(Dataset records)
◇ ◇ ◇ ◇ ◇ ◇ ◇

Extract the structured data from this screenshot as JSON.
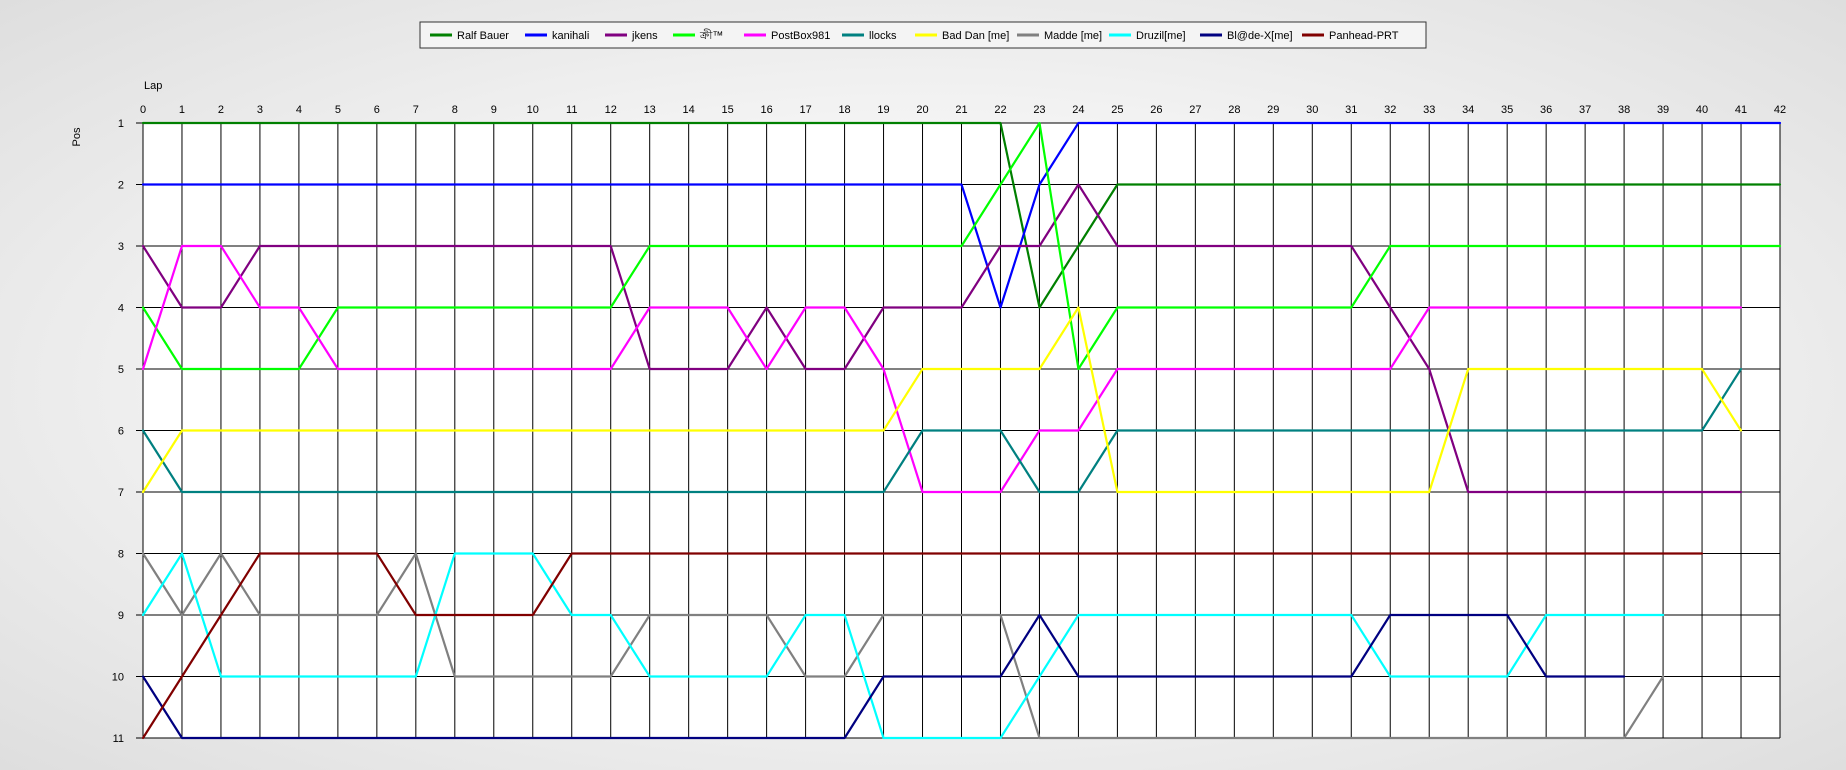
{
  "chart_data": {
    "type": "line",
    "title": "",
    "xlabel": "Lap",
    "ylabel": "Pos",
    "x_ticks": [
      0,
      1,
      2,
      3,
      4,
      5,
      6,
      7,
      8,
      9,
      10,
      11,
      12,
      13,
      14,
      15,
      16,
      17,
      18,
      19,
      20,
      21,
      22,
      23,
      24,
      25,
      26,
      27,
      28,
      29,
      30,
      31,
      32,
      33,
      34,
      35,
      36,
      37,
      38,
      39,
      40,
      41,
      42
    ],
    "y_ticks": [
      1,
      2,
      3,
      4,
      5,
      6,
      7,
      8,
      9,
      10,
      11
    ],
    "xlim": [
      0,
      42
    ],
    "ylim": [
      1,
      11
    ],
    "y_inverted": true,
    "grid": true,
    "legend_position": "top-center",
    "series": [
      {
        "name": "Ralf Bauer",
        "color": "#008000",
        "values": [
          1,
          1,
          1,
          1,
          1,
          1,
          1,
          1,
          1,
          1,
          1,
          1,
          1,
          1,
          1,
          1,
          1,
          1,
          1,
          1,
          1,
          1,
          1,
          4,
          3,
          2,
          2,
          2,
          2,
          2,
          2,
          2,
          2,
          2,
          2,
          2,
          2,
          2,
          2,
          2,
          2,
          2,
          2
        ]
      },
      {
        "name": "kanihali",
        "color": "#0000ff",
        "values": [
          2,
          2,
          2,
          2,
          2,
          2,
          2,
          2,
          2,
          2,
          2,
          2,
          2,
          2,
          2,
          2,
          2,
          2,
          2,
          2,
          2,
          2,
          4,
          2,
          1,
          1,
          1,
          1,
          1,
          1,
          1,
          1,
          1,
          1,
          1,
          1,
          1,
          1,
          1,
          1,
          1,
          1,
          1
        ]
      },
      {
        "name": "jkens",
        "color": "#800080",
        "values": [
          3,
          4,
          4,
          3,
          3,
          3,
          3,
          3,
          3,
          3,
          3,
          3,
          3,
          5,
          5,
          5,
          4,
          5,
          5,
          4,
          4,
          4,
          3,
          3,
          2,
          3,
          3,
          3,
          3,
          3,
          3,
          3,
          4,
          5,
          7,
          7,
          7,
          7,
          7,
          7,
          7,
          7
        ]
      },
      {
        "name": "ক্ৰী™",
        "color": "#00ff00",
        "values": [
          4,
          5,
          5,
          5,
          5,
          4,
          4,
          4,
          4,
          4,
          4,
          4,
          4,
          3,
          3,
          3,
          3,
          3,
          3,
          3,
          3,
          3,
          2,
          1,
          5,
          4,
          4,
          4,
          4,
          4,
          4,
          4,
          3,
          3,
          3,
          3,
          3,
          3,
          3,
          3,
          3,
          3,
          3
        ]
      },
      {
        "name": "PostBox981",
        "color": "#ff00ff",
        "values": [
          5,
          3,
          3,
          4,
          4,
          5,
          5,
          5,
          5,
          5,
          5,
          5,
          5,
          4,
          4,
          4,
          5,
          4,
          4,
          5,
          7,
          7,
          7,
          6,
          6,
          5,
          5,
          5,
          5,
          5,
          5,
          5,
          5,
          4,
          4,
          4,
          4,
          4,
          4,
          4,
          4,
          4
        ]
      },
      {
        "name": "llocks",
        "color": "#008080",
        "values": [
          6,
          7,
          7,
          7,
          7,
          7,
          7,
          7,
          7,
          7,
          7,
          7,
          7,
          7,
          7,
          7,
          7,
          7,
          7,
          7,
          6,
          6,
          6,
          7,
          7,
          6,
          6,
          6,
          6,
          6,
          6,
          6,
          6,
          6,
          6,
          6,
          6,
          6,
          6,
          6,
          6,
          5
        ]
      },
      {
        "name": "Bad Dan [me]",
        "color": "#ffff00",
        "values": [
          7,
          6,
          6,
          6,
          6,
          6,
          6,
          6,
          6,
          6,
          6,
          6,
          6,
          6,
          6,
          6,
          6,
          6,
          6,
          6,
          5,
          5,
          5,
          5,
          4,
          7,
          7,
          7,
          7,
          7,
          7,
          7,
          7,
          7,
          5,
          5,
          5,
          5,
          5,
          5,
          5,
          6
        ]
      },
      {
        "name": "Madde [me]",
        "color": "#808080",
        "values": [
          8,
          9,
          8,
          9,
          9,
          9,
          9,
          8,
          10,
          10,
          10,
          10,
          10,
          9,
          9,
          9,
          9,
          10,
          10,
          9,
          9,
          9,
          9,
          11,
          11,
          11,
          11,
          11,
          11,
          11,
          11,
          11,
          11,
          11,
          11,
          11,
          11,
          11,
          11,
          10
        ]
      },
      {
        "name": "Druzil[me]",
        "color": "#00ffff",
        "values": [
          9,
          8,
          10,
          10,
          10,
          10,
          10,
          10,
          8,
          8,
          8,
          9,
          9,
          10,
          10,
          10,
          10,
          9,
          9,
          11,
          11,
          11,
          11,
          10,
          9,
          9,
          9,
          9,
          9,
          9,
          9,
          9,
          10,
          10,
          10,
          10,
          9,
          9,
          9,
          9
        ]
      },
      {
        "name": "Bl@de-X[me]",
        "color": "#000080",
        "values": [
          10,
          11,
          11,
          11,
          11,
          11,
          11,
          11,
          11,
          11,
          11,
          11,
          11,
          11,
          11,
          11,
          11,
          11,
          11,
          10,
          10,
          10,
          10,
          9,
          10,
          10,
          10,
          10,
          10,
          10,
          10,
          10,
          9,
          9,
          9,
          9,
          10,
          10,
          10
        ]
      },
      {
        "name": "Panhead-PRT",
        "color": "#800000",
        "values": [
          11,
          10,
          9,
          8,
          8,
          8,
          8,
          9,
          9,
          9,
          9,
          8,
          8,
          8,
          8,
          8,
          8,
          8,
          8,
          8,
          8,
          8,
          8,
          8,
          8,
          8,
          8,
          8,
          8,
          8,
          8,
          8,
          8,
          8,
          8,
          8,
          8,
          8,
          8,
          8,
          8
        ]
      }
    ]
  }
}
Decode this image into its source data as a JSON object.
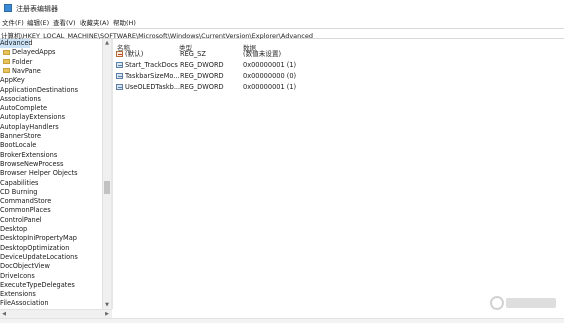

◇ ◇ ◇ ◇ ◇ ◇ ◇

**GOAL**:
All of the data above should be transcribed verbatim, with pictures omitted.

**CORRECT RESPONSE**:
Extract the structured data from this screenshot as JSON.
{
  "chart_data": {
    "type": "line",
    "title": "",
    "xlabel": "Lap",
    "ylabel": "Pos",
    "x_ticks": [
      0,
      1,
      2,
      3,
      4,
      5,
      6,
      7,
      8,
      9,
      10,
      11,
      12,
      13,
      14,
      15,
      16,
      17,
      18,
      19,
      20,
      21,
      22,
      23,
      24,
      25,
      26,
      27,
      28,
      29,
      30,
      31,
      32,
      33,
      34,
      35,
      36,
      37,
      38,
      39,
      40,
      41,
      42
    ],
    "y_ticks": [
      1,
      2,
      3,
      4,
      5,
      6,
      7,
      8,
      9,
      10,
      11
    ],
    "xlim": [
      0,
      42
    ],
    "ylim": [
      1,
      11
    ],
    "y_inverted": true,
    "grid": true,
    "legend_position": "top-center",
    "series": [
      {
        "name": "Ralf Bauer",
        "color": "#008000",
        "values": [
          1,
          1,
          1,
          1,
          1,
          1,
          1,
          1,
          1,
          1,
          1,
          1,
          1,
          1,
          1,
          1,
          1,
          1,
          1,
          1,
          1,
          1,
          1,
          4,
          3,
          2,
          2,
          2,
          2,
          2,
          2,
          2,
          2,
          2,
          2,
          2,
          2,
          2,
          2,
          2,
          2,
          2,
          2
        ]
      },
      {
        "name": "kanihali",
        "color": "#0000ff",
        "values": [
          2,
          2,
          2,
          2,
          2,
          2,
          2,
          2,
          2,
          2,
          2,
          2,
          2,
          2,
          2,
          2,
          2,
          2,
          2,
          2,
          2,
          2,
          4,
          2,
          1,
          1,
          1,
          1,
          1,
          1,
          1,
          1,
          1,
          1,
          1,
          1,
          1,
          1,
          1,
          1,
          1,
          1,
          1
        ]
      },
      {
        "name": "jkens",
        "color": "#800080",
        "values": [
          3,
          4,
          4,
          3,
          3,
          3,
          3,
          3,
          3,
          3,
          3,
          3,
          3,
          5,
          5,
          5,
          4,
          5,
          5,
          4,
          4,
          4,
          3,
          3,
          2,
          3,
          3,
          3,
          3,
          3,
          3,
          3,
          4,
          5,
          7,
          7,
          7,
          7,
          7,
          7,
          7,
          7
        ]
      },
      {
        "name": "ক্ৰী™",
        "color": "#00ff00",
        "values": [
          4,
          5,
          5,
          5,
          5,
          4,
          4,
          4,
          4,
          4,
          4,
          4,
          4,
          3,
          3,
          3,
          3,
          3,
          3,
          3,
          3,
          3,
          2,
          1,
          5,
          4,
          4,
          4,
          4,
          4,
          4,
          4,
          3,
          3,
          3,
          3,
          3,
          3,
          3,
          3,
          3,
          3,
          3
        ]
      },
      {
        "name": "PostBox981",
        "color": "#ff00ff",
        "values": [
          5,
          3,
          3,
          4,
          4,
          5,
          5,
          5,
          5,
          5,
          5,
          5,
          5,
          4,
          4,
          4,
          5,
          4,
          4,
          5,
          7,
          7,
          7,
          6,
          6,
          5,
          5,
          5,
          5,
          5,
          5,
          5,
          5,
          4,
          4,
          4,
          4,
          4,
          4,
          4,
          4,
          4
        ]
      },
      {
        "name": "llocks",
        "color": "#008080",
        "values": [
          6,
          7,
          7,
          7,
          7,
          7,
          7,
          7,
          7,
          7,
          7,
          7,
          7,
          7,
          7,
          7,
          7,
          7,
          7,
          7,
          6,
          6,
          6,
          7,
          7,
          6,
          6,
          6,
          6,
          6,
          6,
          6,
          6,
          6,
          6,
          6,
          6,
          6,
          6,
          6,
          6,
          5
        ]
      },
      {
        "name": "Bad Dan [me]",
        "color": "#ffff00",
        "values": [
          7,
          6,
          6,
          6,
          6,
          6,
          6,
          6,
          6,
          6,
          6,
          6,
          6,
          6,
          6,
          6,
          6,
          6,
          6,
          6,
          5,
          5,
          5,
          5,
          4,
          7,
          7,
          7,
          7,
          7,
          7,
          7,
          7,
          7,
          5,
          5,
          5,
          5,
          5,
          5,
          5,
          6
        ]
      },
      {
        "name": "Madde [me]",
        "color": "#808080",
        "values": [
          8,
          9,
          8,
          9,
          9,
          9,
          9,
          8,
          10,
          10,
          10,
          10,
          10,
          9,
          9,
          9,
          9,
          10,
          10,
          9,
          9,
          9,
          9,
          11,
          11,
          11,
          11,
          11,
          11,
          11,
          11,
          11,
          11,
          11,
          11,
          11,
          11,
          11,
          11,
          10
        ]
      },
      {
        "name": "Druzil[me]",
        "color": "#00ffff",
        "values": [
          9,
          8,
          10,
          10,
          10,
          10,
          10,
          10,
          8,
          8,
          8,
          9,
          9,
          10,
          10,
          10,
          10,
          9,
          9,
          11,
          11,
          11,
          11,
          10,
          9,
          9,
          9,
          9,
          9,
          9,
          9,
          9,
          10,
          10,
          10,
          10,
          9,
          9,
          9,
          9
        ]
      },
      {
        "name": "Bl@de-X[me]",
        "color": "#000080",
        "values": [
          10,
          11,
          11,
          11,
          11,
          11,
          11,
          11,
          11,
          11,
          11,
          11,
          11,
          11,
          11,
          11,
          11,
          11,
          11,
          10,
          10,
          10,
          10,
          9,
          10,
          10,
          10,
          10,
          10,
          10,
          10,
          10,
          9,
          9,
          9,
          9,
          10,
          10,
          10
        ]
      },
      {
        "name": "Panhead-PRT",
        "color": "#800000",
        "values": [
          11,
          10,
          9,
          8,
          8,
          8,
          8,
          9,
          9,
          9,
          9,
          8,
          8,
          8,
          8,
          8,
          8,
          8,
          8,
          8,
          8,
          8,
          8,
          8,
          8,
          8,
          8,
          8,
          8,
          8,
          8,
          8,
          8,
          8,
          8,
          8,
          8,
          8,
          8,
          8,
          8
        ]
      }
    ]
  }
}
Decode this image into its source data as a JSON object.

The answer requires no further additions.